◆ WHAT TO WORK ON: Repeat every entry word for word, but leave the images out of your copy.
┌─ RAW RECORDS
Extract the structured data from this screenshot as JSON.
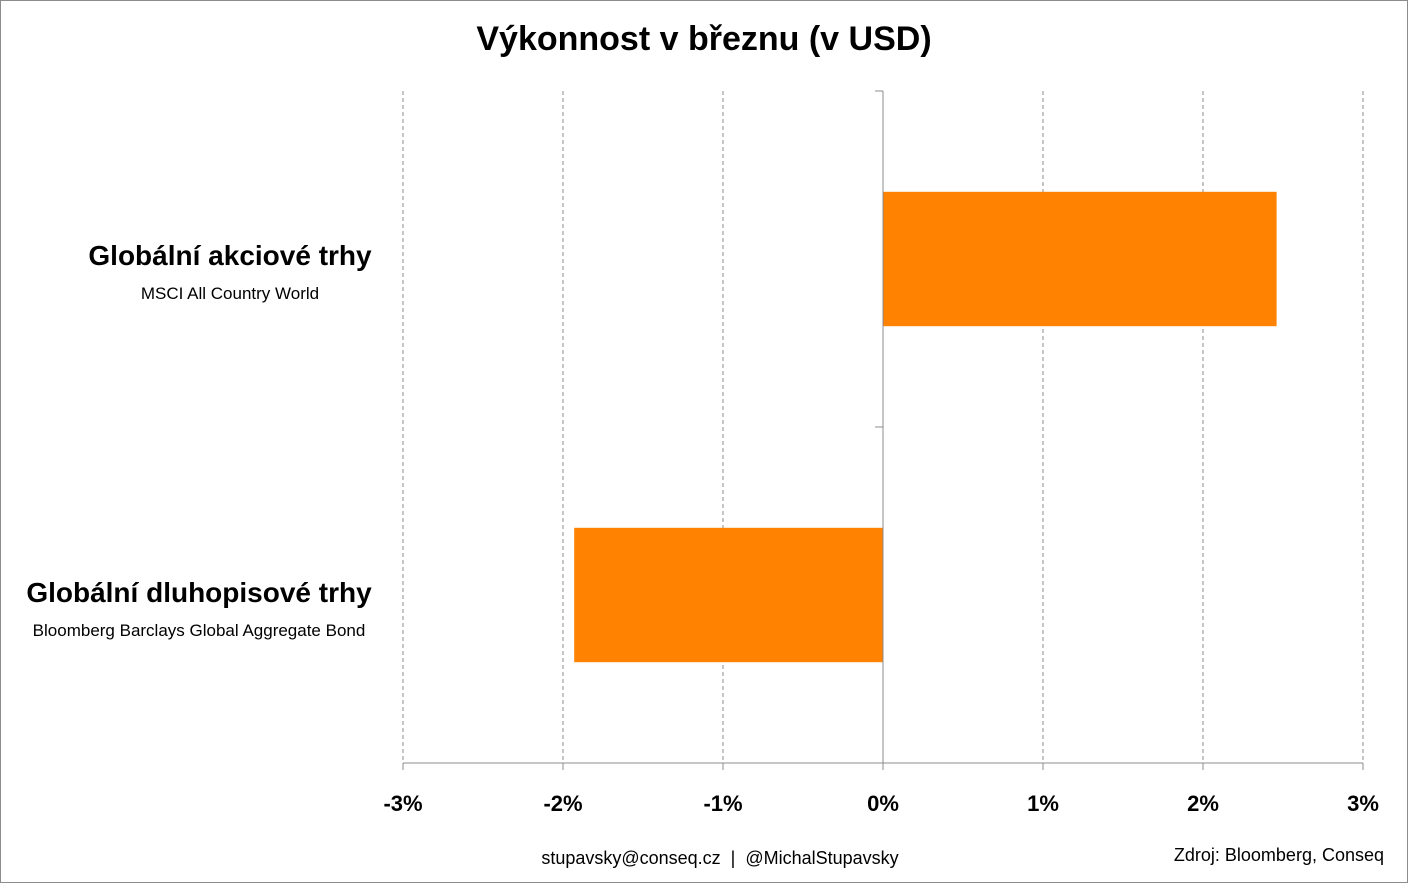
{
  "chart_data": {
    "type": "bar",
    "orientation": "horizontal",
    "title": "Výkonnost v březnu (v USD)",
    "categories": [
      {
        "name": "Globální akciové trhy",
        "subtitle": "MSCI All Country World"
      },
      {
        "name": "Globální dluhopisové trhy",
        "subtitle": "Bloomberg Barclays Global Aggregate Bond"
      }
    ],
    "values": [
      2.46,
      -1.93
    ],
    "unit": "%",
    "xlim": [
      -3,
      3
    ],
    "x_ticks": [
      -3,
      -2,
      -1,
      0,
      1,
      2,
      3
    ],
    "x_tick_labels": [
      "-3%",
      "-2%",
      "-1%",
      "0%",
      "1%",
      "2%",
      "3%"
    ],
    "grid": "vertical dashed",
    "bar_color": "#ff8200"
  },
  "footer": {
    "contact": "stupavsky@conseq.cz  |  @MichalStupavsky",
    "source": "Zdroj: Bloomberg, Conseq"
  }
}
└─
◆ EXERCISE OUTPUT:
Extract the structured data from this screenshot as JSON.
{
  "chart_data": {
    "type": "bar",
    "orientation": "horizontal",
    "title": "Výkonnost v březnu (v USD)",
    "categories": [
      {
        "name": "Globální akciové trhy",
        "subtitle": "MSCI All Country World"
      },
      {
        "name": "Globální dluhopisové trhy",
        "subtitle": "Bloomberg Barclays Global Aggregate Bond"
      }
    ],
    "values": [
      2.46,
      -1.93
    ],
    "unit": "%",
    "xlim": [
      -3,
      3
    ],
    "x_ticks": [
      -3,
      -2,
      -1,
      0,
      1,
      2,
      3
    ],
    "x_tick_labels": [
      "-3%",
      "-2%",
      "-1%",
      "0%",
      "1%",
      "2%",
      "3%"
    ],
    "grid": "vertical dashed",
    "bar_color": "#ff8200"
  },
  "footer": {
    "contact": "stupavsky@conseq.cz  |  @MichalStupavsky",
    "source": "Zdroj: Bloomberg, Conseq"
  }
}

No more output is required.